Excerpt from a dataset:

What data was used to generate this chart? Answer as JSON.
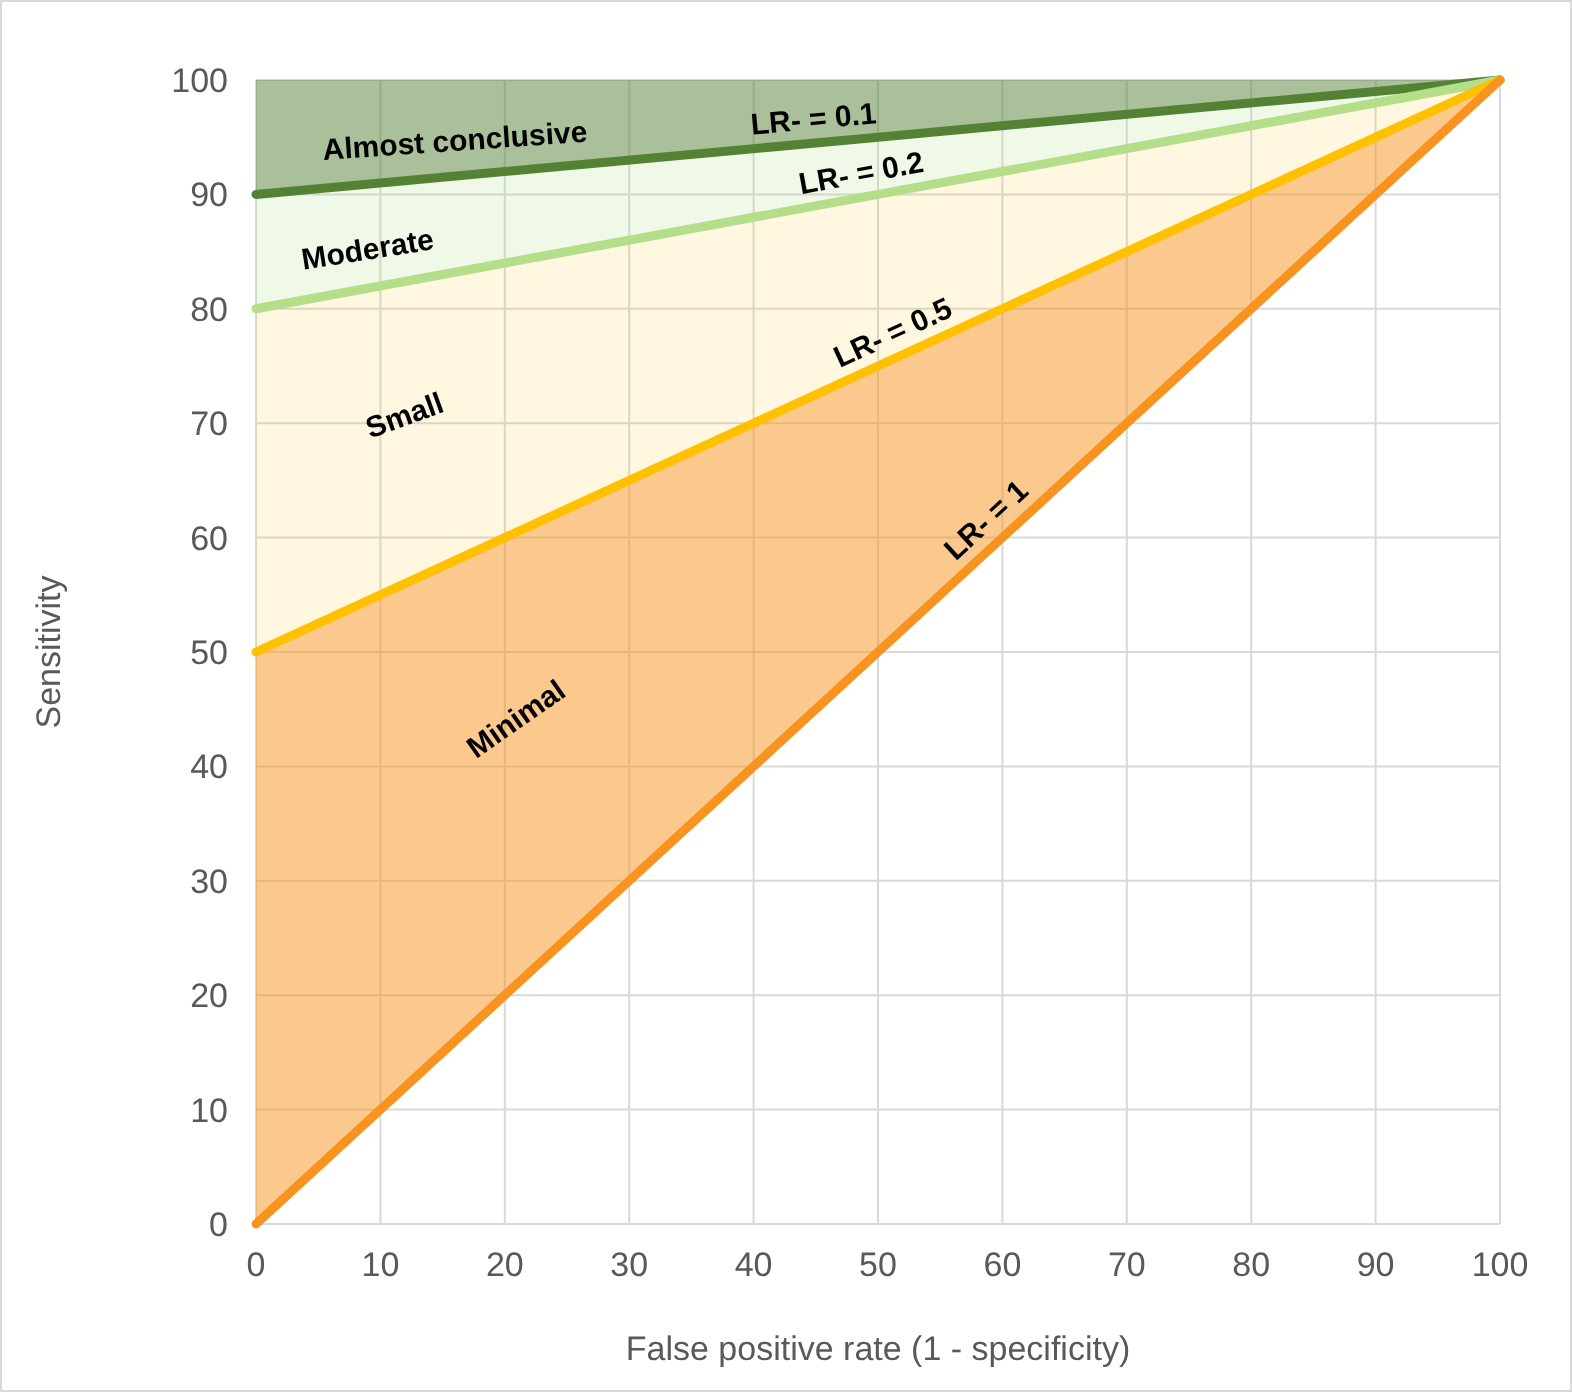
{
  "chart_data": {
    "type": "line",
    "xlabel": "False positive rate (1 - specificity)",
    "ylabel": "Sensitivity",
    "xlim": [
      0,
      100
    ],
    "ylim": [
      0,
      100
    ],
    "xticks": [
      0,
      10,
      20,
      30,
      40,
      50,
      60,
      70,
      80,
      90,
      100
    ],
    "yticks": [
      0,
      10,
      20,
      30,
      40,
      50,
      60,
      70,
      80,
      90,
      100
    ],
    "grid": true,
    "legend": false,
    "series": [
      {
        "name": "LR- = 0.1",
        "x": [
          0,
          50,
          100
        ],
        "values": [
          90,
          95,
          100
        ],
        "lower": [
          90,
          95,
          100
        ],
        "upper": [
          100,
          100,
          100
        ],
        "color": "#548235"
      },
      {
        "name": "LR- = 0.2",
        "x": [
          0,
          50,
          100
        ],
        "values": [
          80,
          90,
          100
        ],
        "lower": [
          80,
          90,
          100
        ],
        "upper": [
          90,
          95,
          100
        ],
        "color": "#b4de8a"
      },
      {
        "name": "LR- = 0.5",
        "x": [
          0,
          50,
          100
        ],
        "values": [
          50,
          75,
          100
        ],
        "lower": [
          50,
          75,
          100
        ],
        "upper": [
          80,
          90,
          100
        ],
        "color": "#ffc000"
      },
      {
        "name": "LR- = 1",
        "x": [
          0,
          50,
          100
        ],
        "values": [
          0,
          50,
          100
        ],
        "lower": [
          0,
          50,
          100
        ],
        "upper": [
          50,
          75,
          100
        ],
        "color": "#f7931e"
      }
    ],
    "annotations": [
      "Almost conclusive",
      "Moderate",
      "Small",
      "Minimal"
    ]
  }
}
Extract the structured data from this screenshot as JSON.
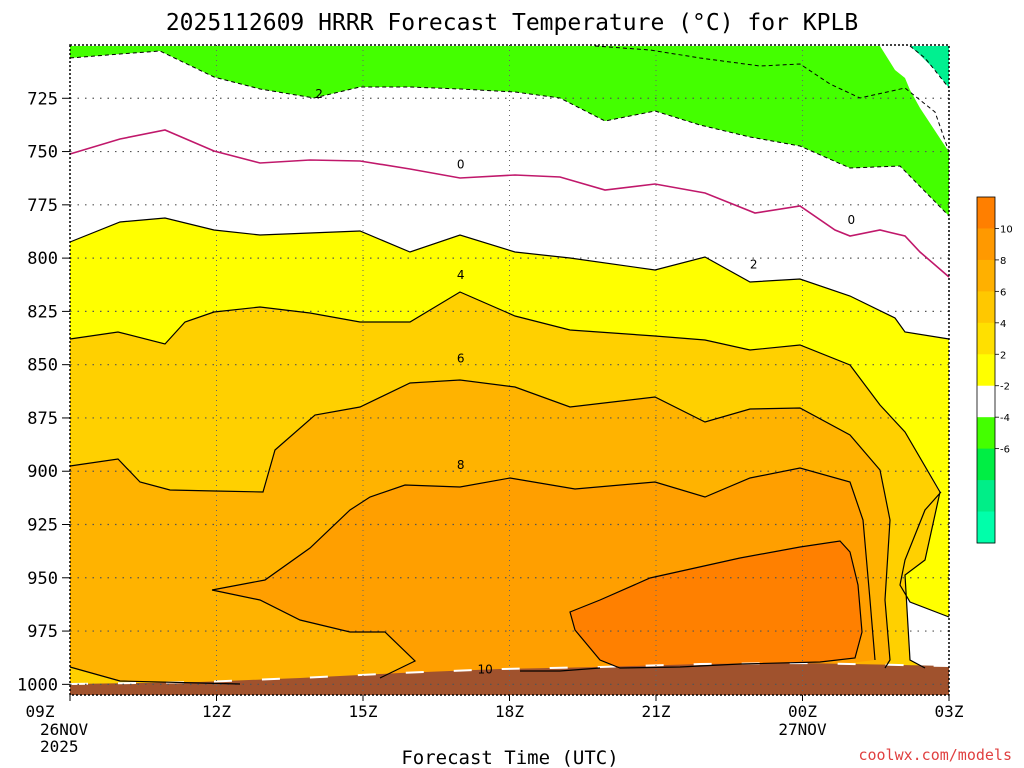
{
  "chart_data": {
    "type": "contour",
    "title": "2025112609 HRRR Forecast Temperature (°C) for KPLB",
    "xlabel": "Forecast Time (UTC)",
    "ylabel": "",
    "x_ticks": [
      {
        "label": "09Z",
        "hour": 0,
        "sub": [
          "26NOV",
          "2025"
        ]
      },
      {
        "label": "12Z",
        "hour": 3,
        "sub": []
      },
      {
        "label": "15Z",
        "hour": 6,
        "sub": []
      },
      {
        "label": "18Z",
        "hour": 9,
        "sub": []
      },
      {
        "label": "21Z",
        "hour": 12,
        "sub": []
      },
      {
        "label": "00Z",
        "hour": 15,
        "sub": [
          "27NOV"
        ]
      },
      {
        "label": "03Z",
        "hour": 18,
        "sub": []
      }
    ],
    "xlim": [
      0,
      18
    ],
    "y_ticks": [
      "725",
      "750",
      "775",
      "800",
      "825",
      "850",
      "875",
      "900",
      "925",
      "950",
      "975",
      "1000"
    ],
    "ylim_hpa": [
      1005,
      700
    ],
    "contour_levels": [
      "-2",
      "0",
      "2",
      "4",
      "6",
      "8",
      "10"
    ],
    "contour_labels": [
      {
        "text": "2",
        "hour": 5.1,
        "hpa": 723
      },
      {
        "text": "0",
        "hour": 8.0,
        "hpa": 756
      },
      {
        "text": "0",
        "hour": 16.0,
        "hpa": 782
      },
      {
        "text": "2",
        "hour": 14.0,
        "hpa": 803
      },
      {
        "text": "4",
        "hour": 8.0,
        "hpa": 808
      },
      {
        "text": "6",
        "hour": 8.0,
        "hpa": 847
      },
      {
        "text": "8",
        "hour": 8.0,
        "hpa": 897
      },
      {
        "text": "10",
        "hour": 8.5,
        "hpa": 993
      }
    ],
    "colorbar": {
      "labels": [
        "10",
        "8",
        "6",
        "4",
        "2",
        "-2",
        "-4",
        "-6"
      ],
      "colors": [
        "#ff7f00",
        "#ff9900",
        "#ffb000",
        "#ffc800",
        "#ffe000",
        "#ffff00",
        "#ffffff",
        "#44ff00",
        "#00ee44",
        "#00ee88",
        "#00ffaa"
      ]
    },
    "fill_colors": {
      "lt_m4": "#00f090",
      "m4_m2": "#44ff00",
      "m2_0": "#ffffff",
      "0_2": "#ffffff",
      "2_4": "#ffff00",
      "4_6": "#ffd000",
      "6_8": "#ffb300",
      "8_10": "#ff9f00",
      "gt_10": "#ff8000",
      "ground": "#a0522d"
    },
    "credit": "coolwx.com/models",
    "credit_color": "#e04040"
  }
}
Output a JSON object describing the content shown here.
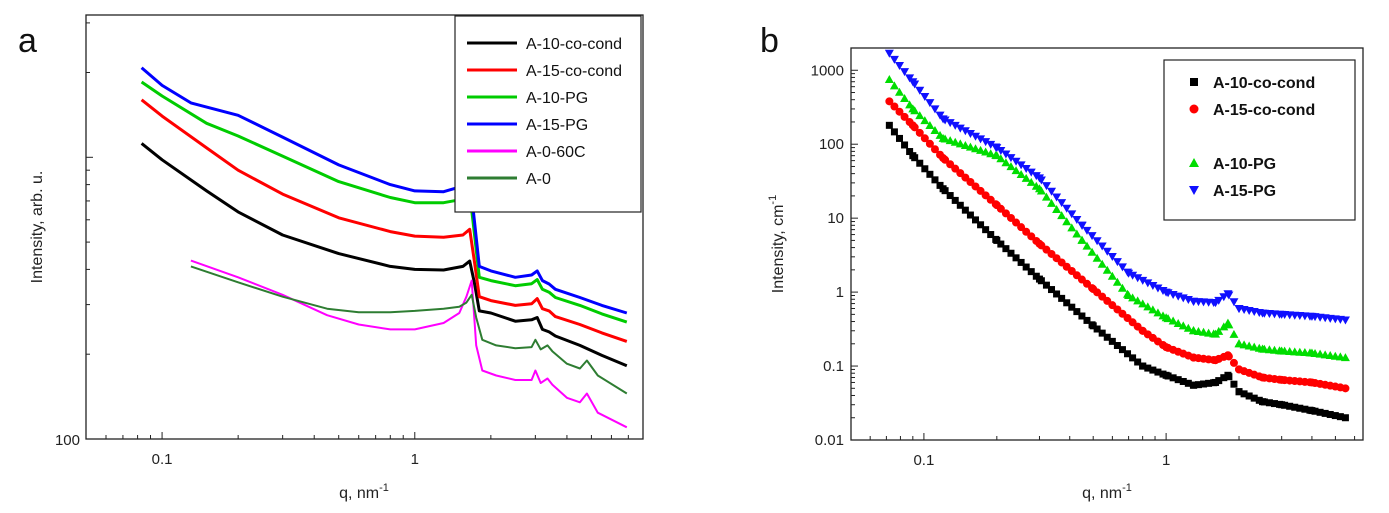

Short problem:
Extract, from the material above, each line holding the word "JSON".

Response to this exercise:
What data was used to generate this chart? Answer as JSON.
Extract the structured data from this screenshot as JSON.
Output a JSON object describing the content shown here.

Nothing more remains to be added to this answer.